▸ **Challenge**
Identify the lines that contain the string "пункта", then copy each of them.

::::::::

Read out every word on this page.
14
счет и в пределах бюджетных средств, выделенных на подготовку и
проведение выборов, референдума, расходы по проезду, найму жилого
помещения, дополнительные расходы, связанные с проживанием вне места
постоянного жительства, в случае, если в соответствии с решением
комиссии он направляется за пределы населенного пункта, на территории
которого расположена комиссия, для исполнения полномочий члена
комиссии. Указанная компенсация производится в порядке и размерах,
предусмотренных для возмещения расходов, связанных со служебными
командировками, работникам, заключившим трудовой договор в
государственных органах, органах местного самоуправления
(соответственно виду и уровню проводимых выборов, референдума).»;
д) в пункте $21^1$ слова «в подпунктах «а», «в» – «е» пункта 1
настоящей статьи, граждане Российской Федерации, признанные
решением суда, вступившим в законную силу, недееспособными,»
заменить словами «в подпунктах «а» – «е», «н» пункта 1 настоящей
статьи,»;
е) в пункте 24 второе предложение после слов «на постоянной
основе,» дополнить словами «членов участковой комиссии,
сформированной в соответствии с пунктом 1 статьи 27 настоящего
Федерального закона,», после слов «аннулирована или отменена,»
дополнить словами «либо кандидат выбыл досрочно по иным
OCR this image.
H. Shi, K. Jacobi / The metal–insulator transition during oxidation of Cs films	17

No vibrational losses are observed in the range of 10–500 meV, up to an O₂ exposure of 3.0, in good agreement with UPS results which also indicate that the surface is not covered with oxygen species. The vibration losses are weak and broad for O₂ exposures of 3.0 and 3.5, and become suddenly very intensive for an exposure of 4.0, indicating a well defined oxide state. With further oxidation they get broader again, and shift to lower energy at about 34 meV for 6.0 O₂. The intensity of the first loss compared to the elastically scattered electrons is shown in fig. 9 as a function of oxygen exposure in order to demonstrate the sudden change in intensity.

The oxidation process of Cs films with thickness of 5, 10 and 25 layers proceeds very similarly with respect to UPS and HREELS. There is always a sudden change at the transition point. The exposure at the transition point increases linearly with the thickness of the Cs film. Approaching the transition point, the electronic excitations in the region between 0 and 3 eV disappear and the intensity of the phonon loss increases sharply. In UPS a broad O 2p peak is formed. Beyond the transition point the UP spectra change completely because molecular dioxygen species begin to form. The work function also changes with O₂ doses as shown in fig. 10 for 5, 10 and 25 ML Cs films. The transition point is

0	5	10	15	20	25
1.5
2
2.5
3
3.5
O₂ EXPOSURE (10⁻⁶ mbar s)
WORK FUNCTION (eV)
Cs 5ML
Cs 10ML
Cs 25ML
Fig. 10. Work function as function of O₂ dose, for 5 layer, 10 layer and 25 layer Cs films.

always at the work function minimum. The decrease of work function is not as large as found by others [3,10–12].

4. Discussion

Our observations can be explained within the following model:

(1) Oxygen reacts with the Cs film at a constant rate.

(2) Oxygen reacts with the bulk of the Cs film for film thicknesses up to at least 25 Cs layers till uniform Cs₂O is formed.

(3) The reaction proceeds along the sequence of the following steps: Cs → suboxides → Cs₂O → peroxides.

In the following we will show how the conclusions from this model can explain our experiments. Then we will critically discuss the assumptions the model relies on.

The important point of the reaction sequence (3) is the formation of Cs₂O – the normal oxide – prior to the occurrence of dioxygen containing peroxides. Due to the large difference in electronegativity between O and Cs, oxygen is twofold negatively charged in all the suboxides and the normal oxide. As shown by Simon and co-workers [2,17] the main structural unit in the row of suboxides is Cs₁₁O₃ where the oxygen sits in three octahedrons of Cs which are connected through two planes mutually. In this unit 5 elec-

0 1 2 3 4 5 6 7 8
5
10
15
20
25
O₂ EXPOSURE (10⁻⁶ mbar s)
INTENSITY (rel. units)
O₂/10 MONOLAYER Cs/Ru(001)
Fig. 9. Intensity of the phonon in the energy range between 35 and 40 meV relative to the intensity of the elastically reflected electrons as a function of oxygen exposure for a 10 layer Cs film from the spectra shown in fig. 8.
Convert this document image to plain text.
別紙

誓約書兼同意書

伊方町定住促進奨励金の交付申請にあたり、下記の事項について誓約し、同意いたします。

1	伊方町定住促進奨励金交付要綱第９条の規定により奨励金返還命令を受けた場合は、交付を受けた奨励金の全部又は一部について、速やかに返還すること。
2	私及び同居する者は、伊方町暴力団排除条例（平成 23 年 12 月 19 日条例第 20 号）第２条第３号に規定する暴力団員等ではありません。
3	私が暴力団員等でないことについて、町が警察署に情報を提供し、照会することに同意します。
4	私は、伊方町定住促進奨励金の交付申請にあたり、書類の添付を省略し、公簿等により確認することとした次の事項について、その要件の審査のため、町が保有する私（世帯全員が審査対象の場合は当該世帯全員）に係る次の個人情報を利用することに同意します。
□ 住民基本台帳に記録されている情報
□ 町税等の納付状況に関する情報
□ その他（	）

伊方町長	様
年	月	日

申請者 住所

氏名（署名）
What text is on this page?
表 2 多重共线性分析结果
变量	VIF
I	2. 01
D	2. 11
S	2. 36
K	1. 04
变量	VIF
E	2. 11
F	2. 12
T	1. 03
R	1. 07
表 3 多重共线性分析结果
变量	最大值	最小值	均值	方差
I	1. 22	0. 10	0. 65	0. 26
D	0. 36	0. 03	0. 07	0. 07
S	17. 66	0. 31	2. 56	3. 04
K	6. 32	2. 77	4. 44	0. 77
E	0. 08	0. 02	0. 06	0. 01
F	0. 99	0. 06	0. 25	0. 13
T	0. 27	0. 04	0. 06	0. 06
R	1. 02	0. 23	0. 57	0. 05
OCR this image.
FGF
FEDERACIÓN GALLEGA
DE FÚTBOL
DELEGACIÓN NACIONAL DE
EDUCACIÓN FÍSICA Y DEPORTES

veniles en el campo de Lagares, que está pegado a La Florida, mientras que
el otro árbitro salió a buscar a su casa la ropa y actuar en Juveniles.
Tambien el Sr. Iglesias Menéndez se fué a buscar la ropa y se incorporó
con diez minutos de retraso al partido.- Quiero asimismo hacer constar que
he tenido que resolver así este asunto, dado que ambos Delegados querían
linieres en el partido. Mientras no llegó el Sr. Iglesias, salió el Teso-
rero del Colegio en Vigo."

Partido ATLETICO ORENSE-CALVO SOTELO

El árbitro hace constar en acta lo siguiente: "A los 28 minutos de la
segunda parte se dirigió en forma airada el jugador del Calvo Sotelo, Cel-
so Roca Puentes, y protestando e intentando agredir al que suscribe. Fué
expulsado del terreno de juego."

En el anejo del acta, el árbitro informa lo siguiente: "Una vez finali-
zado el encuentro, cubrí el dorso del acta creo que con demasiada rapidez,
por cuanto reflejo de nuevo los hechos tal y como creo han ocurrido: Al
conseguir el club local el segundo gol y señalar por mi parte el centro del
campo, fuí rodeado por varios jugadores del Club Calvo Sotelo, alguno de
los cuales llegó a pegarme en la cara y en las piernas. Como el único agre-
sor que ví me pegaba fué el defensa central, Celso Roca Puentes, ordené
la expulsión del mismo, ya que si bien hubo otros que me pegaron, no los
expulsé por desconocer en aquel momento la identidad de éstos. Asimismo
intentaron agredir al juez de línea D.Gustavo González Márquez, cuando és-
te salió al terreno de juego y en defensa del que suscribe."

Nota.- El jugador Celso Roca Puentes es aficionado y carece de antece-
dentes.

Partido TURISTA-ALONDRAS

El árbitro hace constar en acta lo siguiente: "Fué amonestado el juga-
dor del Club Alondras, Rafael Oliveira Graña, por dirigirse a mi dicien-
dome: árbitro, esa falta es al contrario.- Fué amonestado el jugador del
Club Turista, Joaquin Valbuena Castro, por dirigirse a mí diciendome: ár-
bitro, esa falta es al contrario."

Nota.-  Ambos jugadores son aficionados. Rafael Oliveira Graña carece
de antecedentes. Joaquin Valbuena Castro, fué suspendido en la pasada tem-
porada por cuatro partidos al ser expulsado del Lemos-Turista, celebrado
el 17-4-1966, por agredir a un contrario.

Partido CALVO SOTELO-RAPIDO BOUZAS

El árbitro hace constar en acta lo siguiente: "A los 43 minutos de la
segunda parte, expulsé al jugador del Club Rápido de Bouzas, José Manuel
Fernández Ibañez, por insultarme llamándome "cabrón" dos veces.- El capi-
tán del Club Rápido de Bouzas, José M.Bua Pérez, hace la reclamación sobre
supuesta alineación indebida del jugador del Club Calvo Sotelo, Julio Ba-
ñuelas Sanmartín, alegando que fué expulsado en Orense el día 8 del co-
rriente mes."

::::::::

▸ **Reply to the task**
комиссии он направляется за пределы населенного пункта, на территории
д) в пункте $21^1$ слова «в подпунктах «а», «в» – «е» пункта 1
заменить словами «в подпунктах «а» – «е», «н» пункта 1 настоящей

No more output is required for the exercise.